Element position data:
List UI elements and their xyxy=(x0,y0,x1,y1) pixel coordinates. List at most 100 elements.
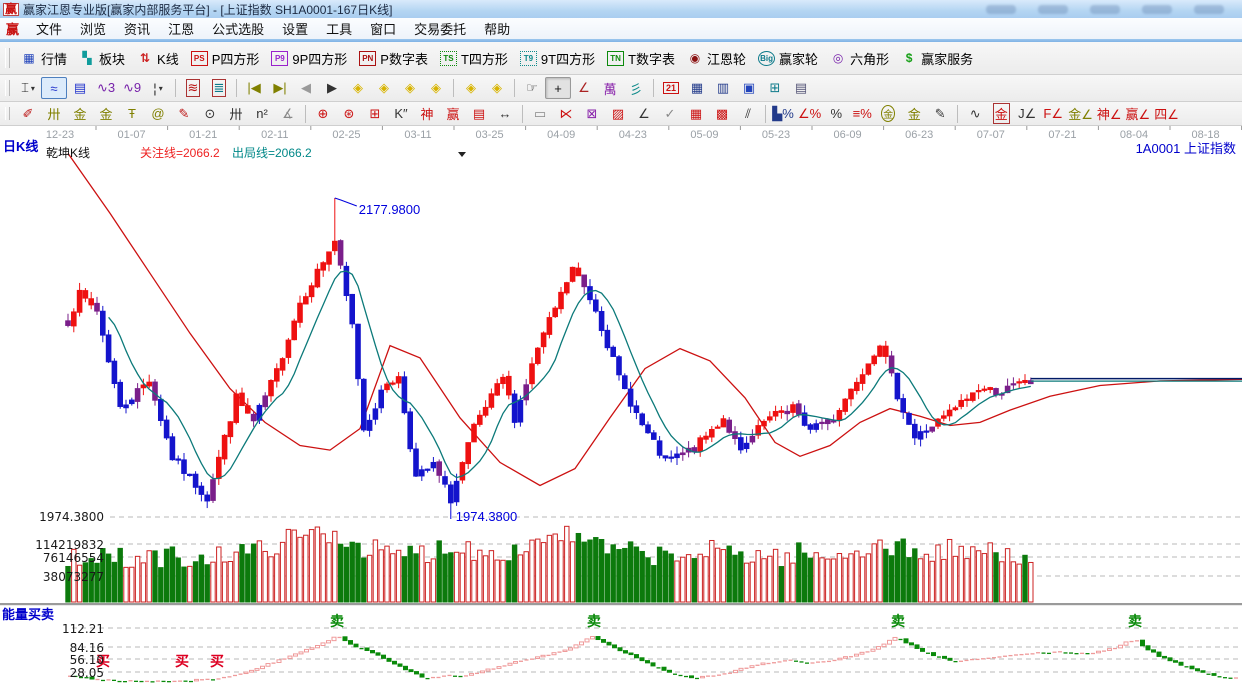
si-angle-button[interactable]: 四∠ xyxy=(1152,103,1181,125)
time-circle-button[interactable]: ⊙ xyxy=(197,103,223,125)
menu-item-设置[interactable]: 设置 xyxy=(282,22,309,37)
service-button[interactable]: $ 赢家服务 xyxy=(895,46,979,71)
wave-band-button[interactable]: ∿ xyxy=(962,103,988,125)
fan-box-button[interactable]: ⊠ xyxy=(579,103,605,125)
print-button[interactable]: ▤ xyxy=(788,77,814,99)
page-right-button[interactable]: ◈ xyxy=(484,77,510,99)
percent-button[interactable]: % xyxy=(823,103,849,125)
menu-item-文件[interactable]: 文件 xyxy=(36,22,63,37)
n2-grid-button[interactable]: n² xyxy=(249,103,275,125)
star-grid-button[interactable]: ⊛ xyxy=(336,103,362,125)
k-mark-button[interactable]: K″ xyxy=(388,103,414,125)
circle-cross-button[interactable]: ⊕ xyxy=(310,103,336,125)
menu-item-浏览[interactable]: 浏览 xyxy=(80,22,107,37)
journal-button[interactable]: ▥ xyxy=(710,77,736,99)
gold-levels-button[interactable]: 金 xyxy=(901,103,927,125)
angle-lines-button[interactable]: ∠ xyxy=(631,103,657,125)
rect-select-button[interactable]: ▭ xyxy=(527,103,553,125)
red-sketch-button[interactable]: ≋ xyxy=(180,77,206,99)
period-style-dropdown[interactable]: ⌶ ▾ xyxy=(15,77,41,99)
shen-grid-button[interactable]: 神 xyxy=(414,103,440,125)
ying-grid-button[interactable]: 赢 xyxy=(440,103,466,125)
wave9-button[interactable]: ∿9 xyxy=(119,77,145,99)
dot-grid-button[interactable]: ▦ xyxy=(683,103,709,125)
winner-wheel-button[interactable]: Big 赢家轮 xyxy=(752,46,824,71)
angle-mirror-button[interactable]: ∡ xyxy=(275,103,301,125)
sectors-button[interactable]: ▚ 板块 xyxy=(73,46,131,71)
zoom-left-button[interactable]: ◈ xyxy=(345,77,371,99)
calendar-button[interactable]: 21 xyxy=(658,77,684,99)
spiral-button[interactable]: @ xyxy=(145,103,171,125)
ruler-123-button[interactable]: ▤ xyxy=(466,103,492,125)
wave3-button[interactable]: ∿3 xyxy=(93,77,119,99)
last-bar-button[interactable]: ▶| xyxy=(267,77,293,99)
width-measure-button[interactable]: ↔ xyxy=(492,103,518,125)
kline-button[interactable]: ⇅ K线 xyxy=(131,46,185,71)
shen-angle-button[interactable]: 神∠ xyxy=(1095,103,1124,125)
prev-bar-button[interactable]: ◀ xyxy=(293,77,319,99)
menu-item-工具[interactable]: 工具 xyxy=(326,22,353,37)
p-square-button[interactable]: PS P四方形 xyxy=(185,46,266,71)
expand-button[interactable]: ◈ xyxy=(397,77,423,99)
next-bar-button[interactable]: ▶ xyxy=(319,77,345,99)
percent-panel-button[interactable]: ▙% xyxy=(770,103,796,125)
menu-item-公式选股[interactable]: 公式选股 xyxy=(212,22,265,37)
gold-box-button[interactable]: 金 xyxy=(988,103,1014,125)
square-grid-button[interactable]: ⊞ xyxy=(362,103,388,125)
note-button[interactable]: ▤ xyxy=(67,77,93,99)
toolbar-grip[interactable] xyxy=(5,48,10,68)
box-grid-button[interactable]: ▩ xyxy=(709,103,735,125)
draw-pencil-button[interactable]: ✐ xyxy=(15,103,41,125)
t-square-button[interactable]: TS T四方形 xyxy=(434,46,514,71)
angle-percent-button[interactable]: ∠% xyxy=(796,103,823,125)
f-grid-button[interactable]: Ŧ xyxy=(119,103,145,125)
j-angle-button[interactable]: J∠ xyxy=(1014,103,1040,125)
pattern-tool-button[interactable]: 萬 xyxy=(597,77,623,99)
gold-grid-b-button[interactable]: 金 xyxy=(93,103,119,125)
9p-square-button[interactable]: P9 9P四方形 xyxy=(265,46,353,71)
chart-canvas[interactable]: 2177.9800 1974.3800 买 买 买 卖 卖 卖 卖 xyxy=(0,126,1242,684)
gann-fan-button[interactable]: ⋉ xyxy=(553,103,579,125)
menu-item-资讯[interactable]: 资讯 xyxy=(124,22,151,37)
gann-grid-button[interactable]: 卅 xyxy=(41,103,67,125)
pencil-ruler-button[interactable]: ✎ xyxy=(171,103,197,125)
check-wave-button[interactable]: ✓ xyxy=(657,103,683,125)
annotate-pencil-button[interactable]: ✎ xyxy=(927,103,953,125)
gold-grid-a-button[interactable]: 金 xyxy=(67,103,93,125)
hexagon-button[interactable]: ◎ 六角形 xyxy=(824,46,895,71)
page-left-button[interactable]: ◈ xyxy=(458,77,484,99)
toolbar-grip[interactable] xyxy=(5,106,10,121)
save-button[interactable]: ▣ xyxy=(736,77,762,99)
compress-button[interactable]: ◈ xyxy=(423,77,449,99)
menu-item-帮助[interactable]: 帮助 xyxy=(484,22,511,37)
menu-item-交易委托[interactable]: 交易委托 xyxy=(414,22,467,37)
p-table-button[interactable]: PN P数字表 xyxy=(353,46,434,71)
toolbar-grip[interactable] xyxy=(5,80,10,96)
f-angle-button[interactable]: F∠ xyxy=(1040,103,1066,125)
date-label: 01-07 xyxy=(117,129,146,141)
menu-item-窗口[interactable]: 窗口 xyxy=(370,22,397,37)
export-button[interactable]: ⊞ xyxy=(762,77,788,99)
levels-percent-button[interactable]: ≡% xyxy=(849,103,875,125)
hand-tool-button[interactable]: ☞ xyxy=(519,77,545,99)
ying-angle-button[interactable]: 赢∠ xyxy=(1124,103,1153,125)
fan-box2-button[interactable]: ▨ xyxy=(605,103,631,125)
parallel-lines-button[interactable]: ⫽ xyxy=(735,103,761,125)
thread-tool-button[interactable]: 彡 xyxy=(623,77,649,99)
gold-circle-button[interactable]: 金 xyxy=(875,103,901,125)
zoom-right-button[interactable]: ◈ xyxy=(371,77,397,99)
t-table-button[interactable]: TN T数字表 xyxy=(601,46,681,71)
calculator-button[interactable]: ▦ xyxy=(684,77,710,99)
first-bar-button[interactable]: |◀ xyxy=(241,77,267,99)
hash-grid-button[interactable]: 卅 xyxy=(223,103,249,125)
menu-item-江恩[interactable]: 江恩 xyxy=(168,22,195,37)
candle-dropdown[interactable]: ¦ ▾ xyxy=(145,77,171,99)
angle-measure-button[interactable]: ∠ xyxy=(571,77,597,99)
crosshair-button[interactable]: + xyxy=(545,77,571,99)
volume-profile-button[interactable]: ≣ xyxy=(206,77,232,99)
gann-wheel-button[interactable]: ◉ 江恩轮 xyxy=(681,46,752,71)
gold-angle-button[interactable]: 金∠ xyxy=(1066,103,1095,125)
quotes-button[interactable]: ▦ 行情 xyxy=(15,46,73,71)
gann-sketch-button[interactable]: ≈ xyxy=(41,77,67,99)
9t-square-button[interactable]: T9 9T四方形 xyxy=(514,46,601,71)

...

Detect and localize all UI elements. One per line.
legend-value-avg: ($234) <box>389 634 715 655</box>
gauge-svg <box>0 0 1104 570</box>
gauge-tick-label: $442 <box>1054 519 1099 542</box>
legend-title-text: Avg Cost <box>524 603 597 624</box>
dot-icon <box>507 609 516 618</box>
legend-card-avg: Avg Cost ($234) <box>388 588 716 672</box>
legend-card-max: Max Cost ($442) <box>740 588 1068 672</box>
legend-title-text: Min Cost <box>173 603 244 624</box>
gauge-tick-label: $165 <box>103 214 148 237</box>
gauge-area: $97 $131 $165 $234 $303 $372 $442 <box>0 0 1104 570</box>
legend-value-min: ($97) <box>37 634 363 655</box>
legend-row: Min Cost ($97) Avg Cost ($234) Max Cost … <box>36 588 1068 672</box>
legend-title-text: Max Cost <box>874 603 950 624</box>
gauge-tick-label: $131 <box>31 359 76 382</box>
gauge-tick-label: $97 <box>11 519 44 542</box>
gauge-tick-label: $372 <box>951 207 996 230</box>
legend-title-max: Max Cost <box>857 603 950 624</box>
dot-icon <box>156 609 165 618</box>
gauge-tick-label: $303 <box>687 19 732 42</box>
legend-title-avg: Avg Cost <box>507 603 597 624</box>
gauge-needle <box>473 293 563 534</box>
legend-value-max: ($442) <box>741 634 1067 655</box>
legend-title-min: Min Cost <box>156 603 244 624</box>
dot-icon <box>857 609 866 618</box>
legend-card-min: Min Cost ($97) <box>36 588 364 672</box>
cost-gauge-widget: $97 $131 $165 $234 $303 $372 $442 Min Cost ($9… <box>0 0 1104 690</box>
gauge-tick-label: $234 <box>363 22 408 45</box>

**Problem statement:**
Repeat the items above word for word, starting at the line that contains "si-angle-button[interactable]: 四∠ xyxy=(1152,103,1181,125)" and ending at the line that contains "fan-box-button[interactable]: ⊠ xyxy=(579,103,605,125)", both included.

**Written solution:**
si-angle-button[interactable]: 四∠ xyxy=(1152,103,1181,125)
time-circle-button[interactable]: ⊙ xyxy=(197,103,223,125)
menu-item-设置[interactable]: 设置 xyxy=(282,22,309,37)
service-button[interactable]: $ 赢家服务 xyxy=(895,46,979,71)
wave-band-button[interactable]: ∿ xyxy=(962,103,988,125)
fan-box-button[interactable]: ⊠ xyxy=(579,103,605,125)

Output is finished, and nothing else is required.